Adobe, Canva, and Autodesk sign up as Anthropic brings Claude AI into creative software and art school classrooms
The company has released connectors linking its AI model to creative software from eight partners, while students and faculty at RISD, Ringling College, and Goldsmiths will get access to test the tools in their programs.
Anthropic has connected Claude AI to creative software from Adobe, Blender, Autodesk, Ableton, and five other partners
Anthropic has released a set of connectors that link its AI model Claude to creative software from Adobe, Blender, Autodesk, Ableton, Splice, SketchUp, Resolume, and Affinity by Canva.
Alongside the product rollout, the company has partnered with three art and design programs at Rhode Island School of Design, Ringling College of Art and Design, and Goldsmiths, University of London, giving students and faculty access to Claude and the new connectors for use in their curricula.
The connectors allow Claude to work directly within the software creative professionals already use. Each integration is tailored to a specific platform rather than offering a single generic interface.
What the connectors do
The Adobe connector gives users access to more than 50 tools across Creative Cloud apps including Photoshop, Premiere, and Express. The Autodesk Fusion connector allows designers and engineers with a Fusion subscription to create and modify 3D models through conversation with Claude. Blender's connector provides a natural-language interface to its Python API, letting users analyze scenes, build custom scripts, and add tools directly to Blender's interface.

[The problem]
Copy the article's passage that begins at the words "Anthropic has connected" and stops after "single generic interface.", swapping each "connectors" for "plug-ins".

[Information shown]
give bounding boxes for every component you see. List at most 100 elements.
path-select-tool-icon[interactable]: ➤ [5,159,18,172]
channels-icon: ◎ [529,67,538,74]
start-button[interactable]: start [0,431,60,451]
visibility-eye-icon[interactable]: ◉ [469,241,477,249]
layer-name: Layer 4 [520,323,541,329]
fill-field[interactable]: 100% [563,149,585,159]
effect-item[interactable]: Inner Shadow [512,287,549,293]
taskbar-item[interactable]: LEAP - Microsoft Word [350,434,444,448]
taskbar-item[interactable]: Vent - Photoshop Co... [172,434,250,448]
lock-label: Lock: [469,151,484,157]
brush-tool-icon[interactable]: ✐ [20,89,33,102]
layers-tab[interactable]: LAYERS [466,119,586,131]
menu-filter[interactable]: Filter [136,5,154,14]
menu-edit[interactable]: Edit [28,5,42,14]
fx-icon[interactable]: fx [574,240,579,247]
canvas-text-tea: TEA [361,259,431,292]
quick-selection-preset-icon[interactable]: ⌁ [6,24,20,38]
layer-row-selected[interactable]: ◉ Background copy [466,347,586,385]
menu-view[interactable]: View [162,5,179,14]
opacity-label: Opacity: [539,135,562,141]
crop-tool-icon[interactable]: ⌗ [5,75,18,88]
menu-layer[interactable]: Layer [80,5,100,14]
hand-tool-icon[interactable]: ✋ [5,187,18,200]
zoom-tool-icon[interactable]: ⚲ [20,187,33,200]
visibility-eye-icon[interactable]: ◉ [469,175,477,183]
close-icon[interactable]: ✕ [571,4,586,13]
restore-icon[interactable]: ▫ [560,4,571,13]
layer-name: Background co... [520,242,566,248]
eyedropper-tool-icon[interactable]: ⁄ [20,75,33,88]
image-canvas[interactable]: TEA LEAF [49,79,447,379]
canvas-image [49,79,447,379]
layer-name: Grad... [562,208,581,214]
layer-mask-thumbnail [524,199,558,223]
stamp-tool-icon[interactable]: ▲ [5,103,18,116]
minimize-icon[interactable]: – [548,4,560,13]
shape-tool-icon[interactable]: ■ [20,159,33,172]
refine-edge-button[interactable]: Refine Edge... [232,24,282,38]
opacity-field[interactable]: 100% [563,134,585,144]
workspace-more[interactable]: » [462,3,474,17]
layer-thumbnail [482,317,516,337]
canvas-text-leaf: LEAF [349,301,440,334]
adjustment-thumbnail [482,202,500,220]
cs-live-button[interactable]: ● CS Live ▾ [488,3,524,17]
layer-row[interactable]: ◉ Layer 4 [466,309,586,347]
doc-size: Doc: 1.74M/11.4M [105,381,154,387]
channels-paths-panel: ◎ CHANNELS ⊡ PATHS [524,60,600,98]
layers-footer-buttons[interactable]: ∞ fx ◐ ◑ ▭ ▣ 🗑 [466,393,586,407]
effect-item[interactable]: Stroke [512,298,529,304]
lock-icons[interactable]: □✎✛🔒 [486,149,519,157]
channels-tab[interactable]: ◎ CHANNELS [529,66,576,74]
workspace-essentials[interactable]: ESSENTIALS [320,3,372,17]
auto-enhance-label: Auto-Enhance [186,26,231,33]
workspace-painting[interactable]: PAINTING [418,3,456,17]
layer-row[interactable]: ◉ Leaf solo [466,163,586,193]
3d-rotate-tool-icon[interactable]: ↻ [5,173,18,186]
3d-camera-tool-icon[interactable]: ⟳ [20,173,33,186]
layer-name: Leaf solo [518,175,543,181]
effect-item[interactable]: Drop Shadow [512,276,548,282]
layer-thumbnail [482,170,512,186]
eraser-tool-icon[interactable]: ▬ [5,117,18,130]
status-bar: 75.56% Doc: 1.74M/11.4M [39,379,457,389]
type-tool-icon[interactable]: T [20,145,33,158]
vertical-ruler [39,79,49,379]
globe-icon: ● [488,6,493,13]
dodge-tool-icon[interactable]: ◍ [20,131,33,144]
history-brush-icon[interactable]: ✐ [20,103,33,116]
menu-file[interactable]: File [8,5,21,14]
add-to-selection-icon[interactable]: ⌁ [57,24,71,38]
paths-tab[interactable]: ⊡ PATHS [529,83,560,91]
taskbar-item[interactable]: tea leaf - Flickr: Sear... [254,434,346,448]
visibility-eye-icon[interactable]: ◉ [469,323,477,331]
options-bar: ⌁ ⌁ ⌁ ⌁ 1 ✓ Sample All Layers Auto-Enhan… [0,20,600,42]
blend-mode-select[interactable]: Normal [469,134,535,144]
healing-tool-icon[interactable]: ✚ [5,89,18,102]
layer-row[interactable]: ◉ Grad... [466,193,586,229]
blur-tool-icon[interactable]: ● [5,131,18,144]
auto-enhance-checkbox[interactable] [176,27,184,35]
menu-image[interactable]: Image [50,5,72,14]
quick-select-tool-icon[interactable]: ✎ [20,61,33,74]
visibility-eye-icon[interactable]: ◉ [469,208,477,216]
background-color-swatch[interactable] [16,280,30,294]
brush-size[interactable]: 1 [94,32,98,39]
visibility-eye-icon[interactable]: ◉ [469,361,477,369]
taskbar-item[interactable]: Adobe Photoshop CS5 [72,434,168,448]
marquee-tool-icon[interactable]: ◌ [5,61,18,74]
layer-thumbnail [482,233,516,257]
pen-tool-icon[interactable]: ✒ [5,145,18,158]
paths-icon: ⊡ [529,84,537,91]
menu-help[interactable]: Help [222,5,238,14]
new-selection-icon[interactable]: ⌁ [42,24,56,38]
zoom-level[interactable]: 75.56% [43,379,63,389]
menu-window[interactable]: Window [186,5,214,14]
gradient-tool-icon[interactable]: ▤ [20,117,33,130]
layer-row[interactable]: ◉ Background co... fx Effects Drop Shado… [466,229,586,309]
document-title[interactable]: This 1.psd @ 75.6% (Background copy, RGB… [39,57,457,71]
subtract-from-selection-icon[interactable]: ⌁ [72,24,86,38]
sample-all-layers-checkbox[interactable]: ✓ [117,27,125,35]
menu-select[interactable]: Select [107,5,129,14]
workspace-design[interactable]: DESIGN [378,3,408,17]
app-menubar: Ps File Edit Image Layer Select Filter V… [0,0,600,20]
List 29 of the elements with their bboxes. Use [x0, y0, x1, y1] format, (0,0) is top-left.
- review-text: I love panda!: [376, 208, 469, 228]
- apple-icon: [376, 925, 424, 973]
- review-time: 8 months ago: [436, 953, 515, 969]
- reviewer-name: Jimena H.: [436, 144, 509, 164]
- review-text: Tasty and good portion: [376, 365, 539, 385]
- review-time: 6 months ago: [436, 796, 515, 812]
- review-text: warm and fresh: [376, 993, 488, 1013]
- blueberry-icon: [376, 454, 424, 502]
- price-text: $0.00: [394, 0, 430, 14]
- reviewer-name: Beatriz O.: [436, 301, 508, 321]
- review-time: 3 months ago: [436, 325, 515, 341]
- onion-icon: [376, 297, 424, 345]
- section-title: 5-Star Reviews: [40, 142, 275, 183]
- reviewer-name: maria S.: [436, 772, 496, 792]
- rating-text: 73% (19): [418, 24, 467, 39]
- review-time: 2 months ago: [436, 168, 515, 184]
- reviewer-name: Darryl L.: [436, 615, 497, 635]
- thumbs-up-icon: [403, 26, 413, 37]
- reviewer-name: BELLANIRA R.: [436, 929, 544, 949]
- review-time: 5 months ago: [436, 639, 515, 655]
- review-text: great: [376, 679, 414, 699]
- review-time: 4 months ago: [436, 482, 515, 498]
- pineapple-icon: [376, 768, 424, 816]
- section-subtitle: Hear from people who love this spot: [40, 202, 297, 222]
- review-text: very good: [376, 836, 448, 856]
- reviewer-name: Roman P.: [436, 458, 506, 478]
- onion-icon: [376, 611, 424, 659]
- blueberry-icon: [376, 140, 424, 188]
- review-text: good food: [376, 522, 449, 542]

[Response]
Anthropic has connected Claude AI to creative software from Adobe, Blender, Autodesk, Ableton, and five other partners
Anthropic has released a set of plug-ins that link its AI model Claude to creative software from Adobe, Blender, Autodesk, Ableton, Splice, SketchUp, Resolume, and Affinity by Canva.
Alongside the product rollout, the company has partnered with three art and design programs at Rhode Island School of Design, Ringling College of Art and Design, and Goldsmiths, University of London, giving students and faculty access to Claude and the new plug-ins for use in their curricula.
The plug-ins allow Claude to work directly within the software creative professionals already use. Each integration is tailored to a specific platform rather than offering a single generic interface.